Stated task
Gather each line containing the string "calculado" from these entries.

Data extract
——————

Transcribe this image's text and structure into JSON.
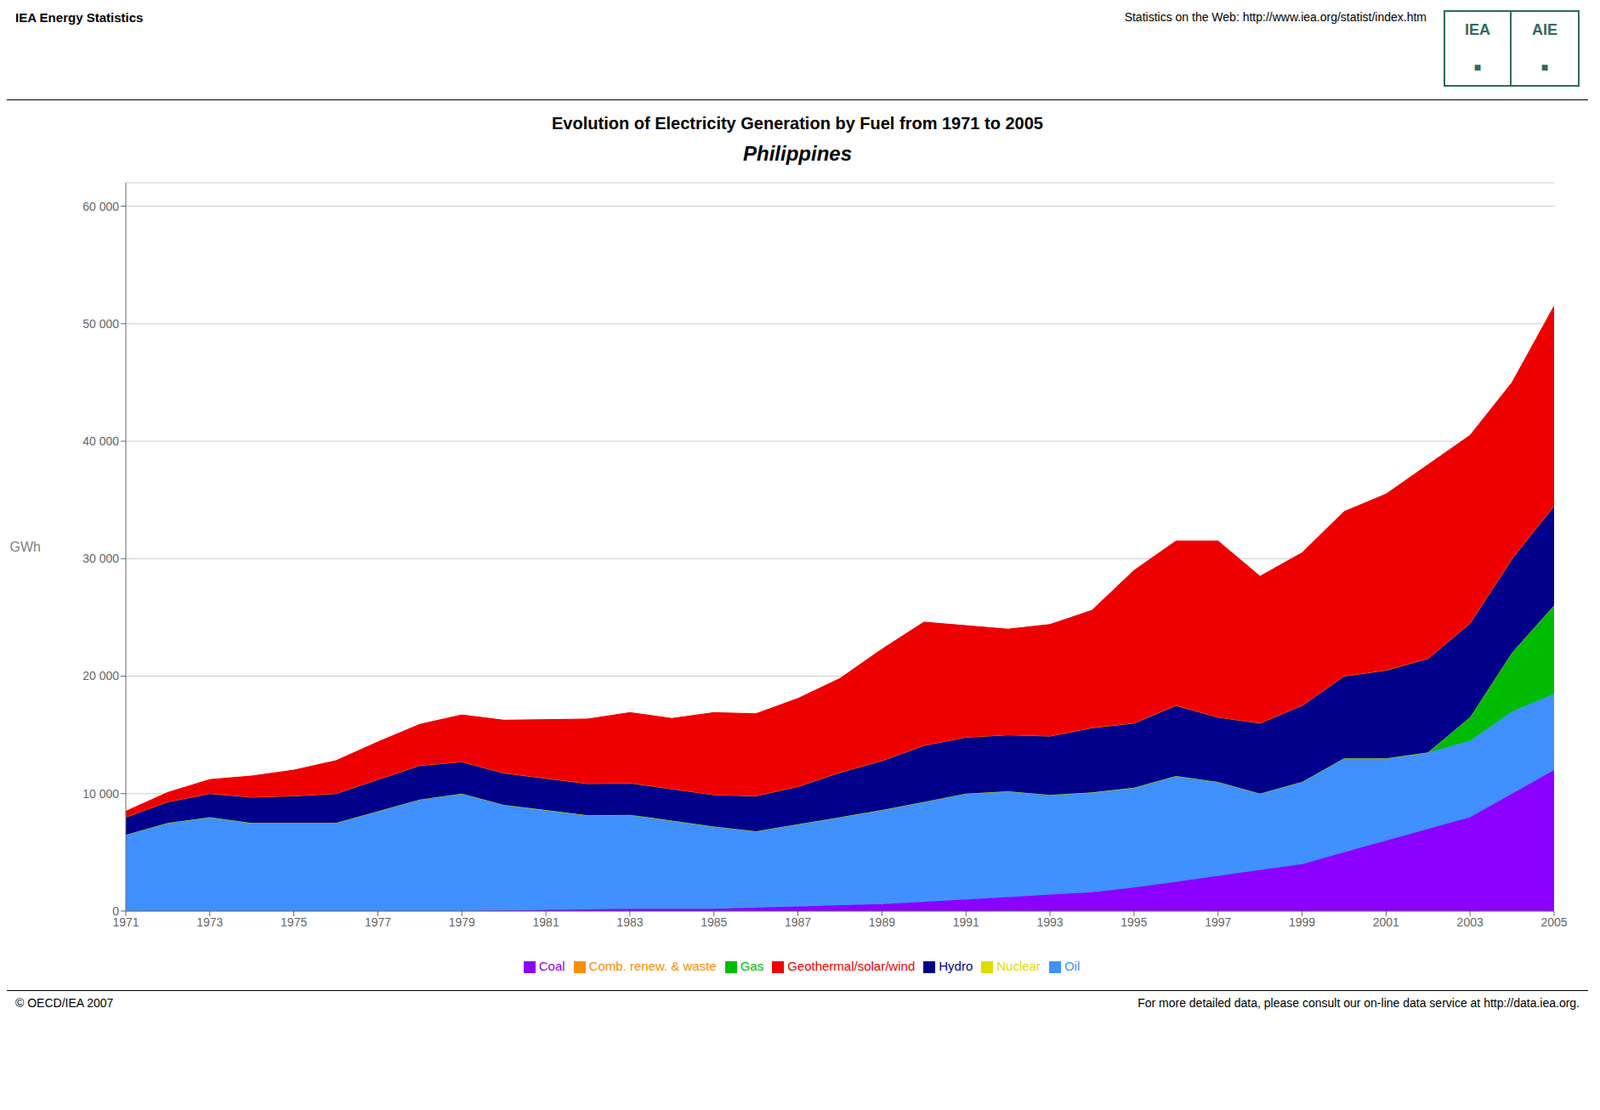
{
  "chart_data": {
    "type": "area",
    "stacked": true,
    "title": "Evolution of Electricity Generation by Fuel from 1971 to 2005",
    "subtitle": "Philippines",
    "y_label": "GWh",
    "annotations": [
      "IEA Energy Statistics",
      "Statistics on the Web: http://www.iea.org/statist/index.htm",
      "© OECD/IEA 2007",
      "For more detailed data, please consult our on-line data service at http://data.iea.org.",
      "IEA",
      "AIE",
      "■",
      "■"
    ],
    "x": [
      1971,
      1972,
      1973,
      1974,
      1975,
      1976,
      1977,
      1978,
      1979,
      1980,
      1981,
      1982,
      1983,
      1984,
      1985,
      1986,
      1987,
      1988,
      1989,
      1990,
      1991,
      1992,
      1993,
      1994,
      1995,
      1996,
      1997,
      1998,
      1999,
      2000,
      2001,
      2002,
      2003,
      2004,
      2005
    ],
    "series": [
      {
        "name": "Coal",
        "color": "#8B00FF",
        "values": [
          0,
          0,
          0,
          0,
          0,
          0,
          0,
          0,
          0,
          50,
          100,
          150,
          200,
          200,
          200,
          300,
          400,
          500,
          600,
          800,
          1000,
          1200,
          1400,
          1600,
          2000,
          2500,
          3000,
          3500,
          4000,
          5000,
          6000,
          7000,
          8000,
          10000,
          12000
        ]
      },
      {
        "name": "Oil",
        "color": "#4090FF",
        "values": [
          6500,
          7500,
          8000,
          7500,
          7500,
          7500,
          8500,
          9500,
          10000,
          9000,
          8500,
          8000,
          8000,
          7500,
          7000,
          6500,
          7000,
          7500,
          8000,
          8500,
          9000,
          9000,
          8500,
          8500,
          8500,
          9000,
          8000,
          6500,
          7000,
          8000,
          7000,
          6500,
          6500,
          7000,
          6500
        ]
      },
      {
        "name": "Gas",
        "color": "#00BB00",
        "values": [
          0,
          0,
          0,
          0,
          0,
          0,
          0,
          0,
          0,
          0,
          0,
          0,
          0,
          0,
          0,
          0,
          0,
          0,
          0,
          0,
          0,
          0,
          0,
          0,
          0,
          0,
          0,
          0,
          0,
          0,
          0,
          0,
          2000,
          5000,
          7500
        ]
      },
      {
        "name": "Nuclear",
        "color": "#DDDD00",
        "values": [
          0,
          0,
          0,
          0,
          0,
          0,
          0,
          0,
          0,
          0,
          0,
          0,
          0,
          0,
          0,
          0,
          0,
          0,
          0,
          0,
          0,
          0,
          0,
          0,
          0,
          0,
          0,
          0,
          0,
          0,
          0,
          0,
          0,
          0,
          0
        ]
      },
      {
        "name": "Hydro",
        "color": "#00008B",
        "values": [
          1500,
          1800,
          2000,
          2200,
          2300,
          2500,
          2700,
          2900,
          2700,
          2700,
          2700,
          2700,
          2700,
          2700,
          2700,
          3000,
          3200,
          3800,
          4200,
          4800,
          4800,
          4800,
          5000,
          5500,
          5500,
          6000,
          5500,
          6000,
          6500,
          7000,
          7500,
          8000,
          8000,
          8000,
          8500
        ]
      },
      {
        "name": "Comb. renew. & waste",
        "color": "#FF8C00",
        "values": [
          0,
          0,
          0,
          0,
          0,
          0,
          0,
          0,
          0,
          0,
          0,
          0,
          0,
          0,
          0,
          0,
          0,
          0,
          0,
          0,
          0,
          0,
          0,
          0,
          0,
          0,
          0,
          0,
          0,
          0,
          0,
          0,
          0,
          0,
          0
        ]
      },
      {
        "name": "Geothermal/solar/wind",
        "color": "#EE0000",
        "values": [
          500,
          800,
          1200,
          1800,
          2200,
          2800,
          3200,
          3500,
          4000,
          4500,
          5000,
          5500,
          6000,
          6000,
          7000,
          7000,
          7500,
          8000,
          9500,
          10500,
          9500,
          9000,
          9500,
          10000,
          13000,
          14000,
          15000,
          12500,
          13000,
          14000,
          15000,
          16500,
          16000,
          15000,
          17000
        ]
      }
    ],
    "xlim": [
      1971,
      2005
    ],
    "xticks": [
      1971,
      1973,
      1975,
      1977,
      1979,
      1981,
      1983,
      1985,
      1987,
      1989,
      1991,
      1993,
      1995,
      1997,
      1999,
      2001,
      2003,
      2005
    ],
    "ylim": [
      0,
      62000
    ],
    "yticks": [
      0,
      {
        "value": 10000,
        "label": "10 000"
      },
      {
        "value": 20000,
        "label": "20 000"
      },
      {
        "value": 30000,
        "label": "30 000"
      },
      {
        "value": 40000,
        "label": "40 000"
      },
      {
        "value": 50000,
        "label": "50 000"
      },
      {
        "value": 60000,
        "label": "60 000"
      }
    ],
    "grid": "y",
    "legend": "bottom"
  }
}
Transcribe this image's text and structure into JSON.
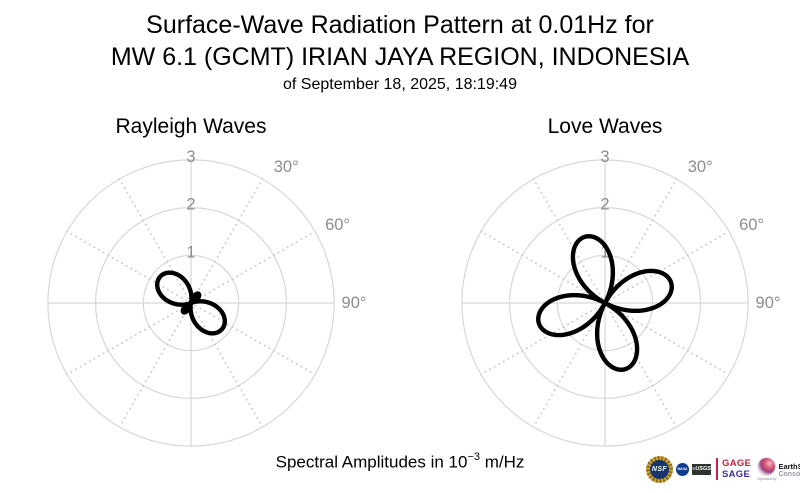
{
  "title": {
    "line1": "Surface-Wave Radiation Pattern at 0.01Hz for",
    "line2": "MW 6.1 (GCMT) IRIAN JAYA REGION, INDONESIA",
    "line3": "of September 18, 2025, 18:19:49"
  },
  "footer": {
    "text_before_exponent": "Spectral Amplitudes in 10",
    "exponent": "−3",
    "text_after_exponent": " m/Hz"
  },
  "logos": {
    "nsf_label": "NSF",
    "nasa_label": "NASA",
    "usgs_label": "≡USGS",
    "gage_label": "GAGE",
    "sage_label": "SAGE",
    "earthscope_name": "EarthScope",
    "earthscope_sub": "Consortium",
    "operated_by": "Operated by"
  },
  "colors": {
    "curve": "#000000",
    "grid": "#d7d7d7",
    "tick_label": "#8d8d8d",
    "gage_red": "#c32240",
    "sage_purple": "#3f2d91",
    "background": "#ffffff"
  },
  "chart_data": [
    {
      "type": "line",
      "subtype": "polar-radiation-pattern",
      "title": "Rayleigh Waves",
      "rlim": [
        0,
        3
      ],
      "radial_ticks": [
        1,
        2,
        3
      ],
      "angle_ticks": [
        {
          "deg": 30,
          "label": "30°"
        },
        {
          "deg": 60,
          "label": "60°"
        },
        {
          "deg": 90,
          "label": "90°"
        }
      ],
      "spoke_step_deg": 30,
      "angle_convention": "azimuth clockwise from top (North)",
      "grid": true,
      "pattern": {
        "model": "r(az) = |A + B*cos(2*(az - az0)) + C*sin(2*(az - az0))|",
        "A": 0.3,
        "B": 0.55,
        "C": 0,
        "az0_deg": 130,
        "major_lobes": [
          {
            "azimuth_deg": 130,
            "amplitude": 0.85
          },
          {
            "azimuth_deg": 310,
            "amplitude": 0.85
          }
        ],
        "minor_lobes": [
          {
            "azimuth_deg": 40,
            "amplitude": 0.25
          },
          {
            "azimuth_deg": 220,
            "amplitude": 0.25
          }
        ]
      }
    },
    {
      "type": "line",
      "subtype": "polar-radiation-pattern",
      "title": "Love Waves",
      "rlim": [
        0,
        3
      ],
      "radial_ticks": [
        1,
        2,
        3
      ],
      "angle_ticks": [
        {
          "deg": 30,
          "label": "30°"
        },
        {
          "deg": 60,
          "label": "60°"
        },
        {
          "deg": 90,
          "label": "90°"
        }
      ],
      "spoke_step_deg": 30,
      "angle_convention": "azimuth clockwise from top (North)",
      "grid": true,
      "pattern": {
        "model": "r(az) = |A + B*cos(2*(az - az0)) + C*sin(2*(az - az0))|",
        "A": 0,
        "B": 0,
        "C": 1.45,
        "az0_deg": 28,
        "major_lobes": [
          {
            "azimuth_deg": 73,
            "amplitude": 1.45
          },
          {
            "azimuth_deg": 163,
            "amplitude": 1.45
          },
          {
            "azimuth_deg": 253,
            "amplitude": 1.45
          },
          {
            "azimuth_deg": 343,
            "amplitude": 1.45
          }
        ],
        "minor_lobes": []
      }
    }
  ]
}
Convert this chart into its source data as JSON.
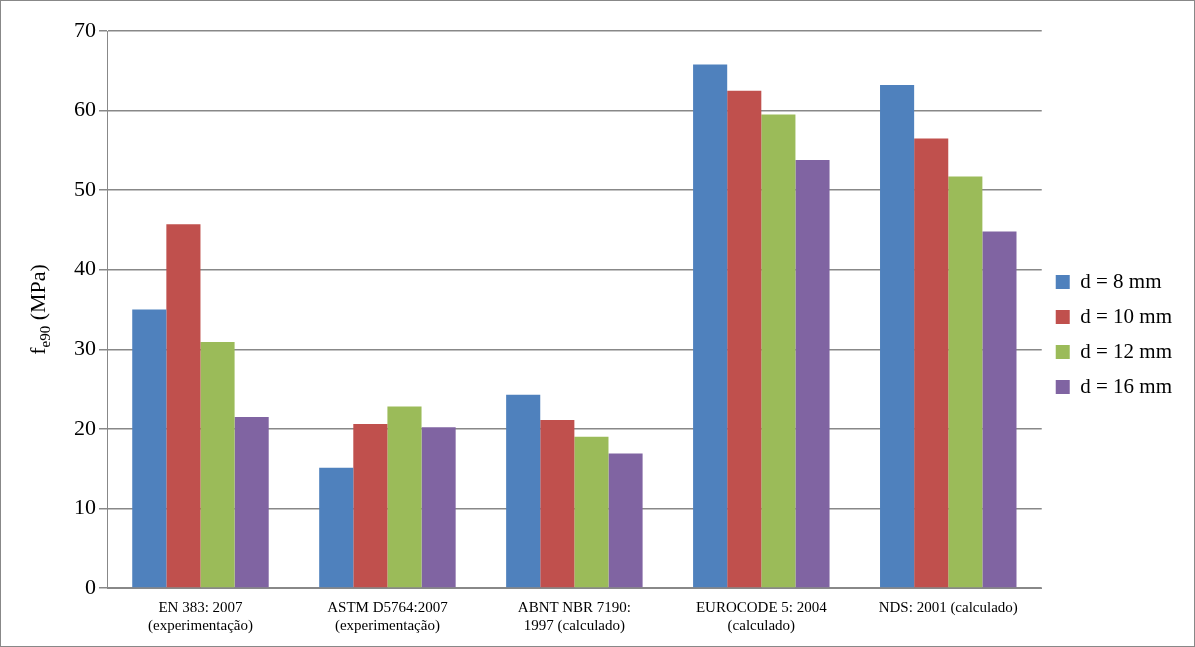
{
  "chart_data": {
    "type": "bar",
    "ylabel": "f$_{e90}$ (MPa)",
    "categories": [
      "EN 383: 2007\n(experimentação)",
      "ASTM D5764:2007\n(experimentação)",
      "ABNT NBR 7190:\n1997 (calculado)",
      "EUROCODE 5: 2004\n(calculado)",
      "NDS: 2001 (calculado)"
    ],
    "series": [
      {
        "name": "d = 8 mm",
        "color": "#4f81bd",
        "values": [
          35.0,
          15.1,
          24.3,
          65.8,
          63.2
        ]
      },
      {
        "name": "d = 10 mm",
        "color": "#c0504d",
        "values": [
          45.7,
          20.6,
          21.1,
          62.5,
          56.5
        ]
      },
      {
        "name": "d = 12 mm",
        "color": "#9bbb59",
        "values": [
          30.9,
          22.8,
          19.0,
          59.5,
          51.7
        ]
      },
      {
        "name": "d = 16 mm",
        "color": "#8064a2",
        "values": [
          21.5,
          20.2,
          16.9,
          53.8,
          44.8
        ]
      }
    ],
    "ylim": [
      0,
      70
    ],
    "yticks": [
      0,
      10,
      20,
      30,
      40,
      50,
      60,
      70
    ],
    "grid": "y",
    "legend": "right"
  }
}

——————

Completed exercise
      "ABNT NBR 7190:\n1997 (calculado)",
      "EUROCODE 5: 2004\n(calculado)",
      "NDS: 2001 (calculado)"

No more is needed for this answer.